#### EXERCISE OBJECTIVE:
Filter the records below for the word "https". Copy each line that holds it.

START EXTRACTED INFORMATION

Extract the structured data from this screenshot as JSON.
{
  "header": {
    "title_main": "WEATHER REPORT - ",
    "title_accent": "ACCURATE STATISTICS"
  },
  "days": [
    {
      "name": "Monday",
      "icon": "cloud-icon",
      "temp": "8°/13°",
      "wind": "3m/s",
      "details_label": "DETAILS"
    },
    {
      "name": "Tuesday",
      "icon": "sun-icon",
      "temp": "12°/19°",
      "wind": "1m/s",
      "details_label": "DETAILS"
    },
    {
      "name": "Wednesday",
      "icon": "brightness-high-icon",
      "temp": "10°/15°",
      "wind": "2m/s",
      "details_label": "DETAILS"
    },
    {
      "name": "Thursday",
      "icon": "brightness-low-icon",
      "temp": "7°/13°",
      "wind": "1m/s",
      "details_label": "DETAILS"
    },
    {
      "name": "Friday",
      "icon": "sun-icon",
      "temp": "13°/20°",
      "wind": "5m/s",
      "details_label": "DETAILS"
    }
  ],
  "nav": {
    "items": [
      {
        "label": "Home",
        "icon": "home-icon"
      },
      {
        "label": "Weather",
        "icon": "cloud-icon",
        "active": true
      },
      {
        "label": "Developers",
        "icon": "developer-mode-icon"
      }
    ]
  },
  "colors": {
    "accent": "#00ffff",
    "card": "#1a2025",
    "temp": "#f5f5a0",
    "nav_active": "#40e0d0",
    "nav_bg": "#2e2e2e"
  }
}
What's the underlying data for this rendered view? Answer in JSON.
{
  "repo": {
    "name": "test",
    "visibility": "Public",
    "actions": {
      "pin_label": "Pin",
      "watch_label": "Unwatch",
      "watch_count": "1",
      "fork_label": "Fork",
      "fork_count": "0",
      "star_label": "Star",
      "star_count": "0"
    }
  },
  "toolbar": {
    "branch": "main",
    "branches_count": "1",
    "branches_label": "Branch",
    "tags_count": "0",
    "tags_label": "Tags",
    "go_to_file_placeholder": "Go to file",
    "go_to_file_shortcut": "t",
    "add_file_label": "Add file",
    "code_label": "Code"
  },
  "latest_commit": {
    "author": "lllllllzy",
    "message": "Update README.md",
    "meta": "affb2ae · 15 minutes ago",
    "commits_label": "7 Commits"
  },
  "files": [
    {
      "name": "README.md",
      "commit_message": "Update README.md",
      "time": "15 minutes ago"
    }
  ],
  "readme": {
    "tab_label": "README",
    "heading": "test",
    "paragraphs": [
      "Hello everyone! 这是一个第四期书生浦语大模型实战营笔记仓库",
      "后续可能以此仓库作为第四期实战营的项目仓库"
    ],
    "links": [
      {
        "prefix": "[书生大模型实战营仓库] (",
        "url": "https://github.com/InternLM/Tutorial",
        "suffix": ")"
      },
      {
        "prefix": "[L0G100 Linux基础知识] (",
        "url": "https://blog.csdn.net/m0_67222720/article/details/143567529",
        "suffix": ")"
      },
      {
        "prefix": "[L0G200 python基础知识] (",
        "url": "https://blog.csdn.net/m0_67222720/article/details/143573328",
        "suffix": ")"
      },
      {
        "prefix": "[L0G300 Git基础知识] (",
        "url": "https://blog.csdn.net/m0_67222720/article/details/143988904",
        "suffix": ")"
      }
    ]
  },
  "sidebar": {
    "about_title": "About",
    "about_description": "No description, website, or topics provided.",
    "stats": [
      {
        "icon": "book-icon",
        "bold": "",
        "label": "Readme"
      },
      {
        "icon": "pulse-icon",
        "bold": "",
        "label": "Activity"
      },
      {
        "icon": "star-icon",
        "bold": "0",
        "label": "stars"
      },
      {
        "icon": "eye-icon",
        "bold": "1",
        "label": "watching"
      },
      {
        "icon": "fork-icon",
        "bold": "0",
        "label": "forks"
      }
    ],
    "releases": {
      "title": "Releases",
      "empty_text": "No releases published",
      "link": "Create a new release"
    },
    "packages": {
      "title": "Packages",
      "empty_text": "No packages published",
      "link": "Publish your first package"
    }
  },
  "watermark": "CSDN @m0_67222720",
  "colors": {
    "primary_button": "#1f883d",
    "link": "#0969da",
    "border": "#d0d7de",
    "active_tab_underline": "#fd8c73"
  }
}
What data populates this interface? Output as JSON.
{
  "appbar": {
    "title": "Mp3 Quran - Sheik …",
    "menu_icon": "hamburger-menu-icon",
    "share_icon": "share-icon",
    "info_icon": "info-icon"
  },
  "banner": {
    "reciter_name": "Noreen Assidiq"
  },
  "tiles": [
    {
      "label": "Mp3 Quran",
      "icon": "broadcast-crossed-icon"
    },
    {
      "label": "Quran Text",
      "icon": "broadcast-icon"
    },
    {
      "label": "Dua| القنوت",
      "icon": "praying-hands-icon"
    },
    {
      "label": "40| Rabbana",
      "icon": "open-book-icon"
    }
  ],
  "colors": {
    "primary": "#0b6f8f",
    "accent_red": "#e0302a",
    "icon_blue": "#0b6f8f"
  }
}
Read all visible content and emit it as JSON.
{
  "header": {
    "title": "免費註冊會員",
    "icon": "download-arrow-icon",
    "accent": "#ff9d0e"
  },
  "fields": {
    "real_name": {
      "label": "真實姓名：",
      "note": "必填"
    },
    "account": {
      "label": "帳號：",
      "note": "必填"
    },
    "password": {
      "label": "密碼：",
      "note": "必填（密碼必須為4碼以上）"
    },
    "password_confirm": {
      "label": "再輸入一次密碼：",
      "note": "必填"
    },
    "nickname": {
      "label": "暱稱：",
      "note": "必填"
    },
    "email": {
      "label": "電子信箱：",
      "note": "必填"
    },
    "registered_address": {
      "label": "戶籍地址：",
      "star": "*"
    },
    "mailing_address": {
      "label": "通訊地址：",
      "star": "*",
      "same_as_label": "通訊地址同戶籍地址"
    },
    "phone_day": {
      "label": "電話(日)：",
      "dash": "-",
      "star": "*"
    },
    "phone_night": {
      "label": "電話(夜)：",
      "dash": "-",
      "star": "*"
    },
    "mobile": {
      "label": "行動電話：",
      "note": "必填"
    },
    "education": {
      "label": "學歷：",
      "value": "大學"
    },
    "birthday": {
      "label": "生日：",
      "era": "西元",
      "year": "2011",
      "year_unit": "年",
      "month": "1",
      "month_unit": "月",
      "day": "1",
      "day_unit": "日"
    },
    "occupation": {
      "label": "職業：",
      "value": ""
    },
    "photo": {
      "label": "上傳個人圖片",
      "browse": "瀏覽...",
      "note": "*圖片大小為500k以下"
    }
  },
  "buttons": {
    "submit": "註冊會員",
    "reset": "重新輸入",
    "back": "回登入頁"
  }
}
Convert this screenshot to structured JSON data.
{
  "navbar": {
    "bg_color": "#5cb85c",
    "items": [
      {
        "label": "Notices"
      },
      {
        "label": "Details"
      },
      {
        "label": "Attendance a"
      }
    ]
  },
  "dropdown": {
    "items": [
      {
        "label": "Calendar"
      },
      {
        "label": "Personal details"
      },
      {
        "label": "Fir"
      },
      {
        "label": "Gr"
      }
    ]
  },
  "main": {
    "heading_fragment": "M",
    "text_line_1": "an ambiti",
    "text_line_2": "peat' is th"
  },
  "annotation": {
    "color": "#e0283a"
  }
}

END EXTRACTED INFORMATION

#### EXPECTED OUTPUT:
        "url": "https://github.com/InternLM/Tutorial",
        "url": "https://blog.csdn.net/m0_67222720/article/details/143567529",
        "url": "https://blog.csdn.net/m0_67222720/article/details/143573328",
        "url": "https://blog.csdn.net/m0_67222720/article/details/143988904",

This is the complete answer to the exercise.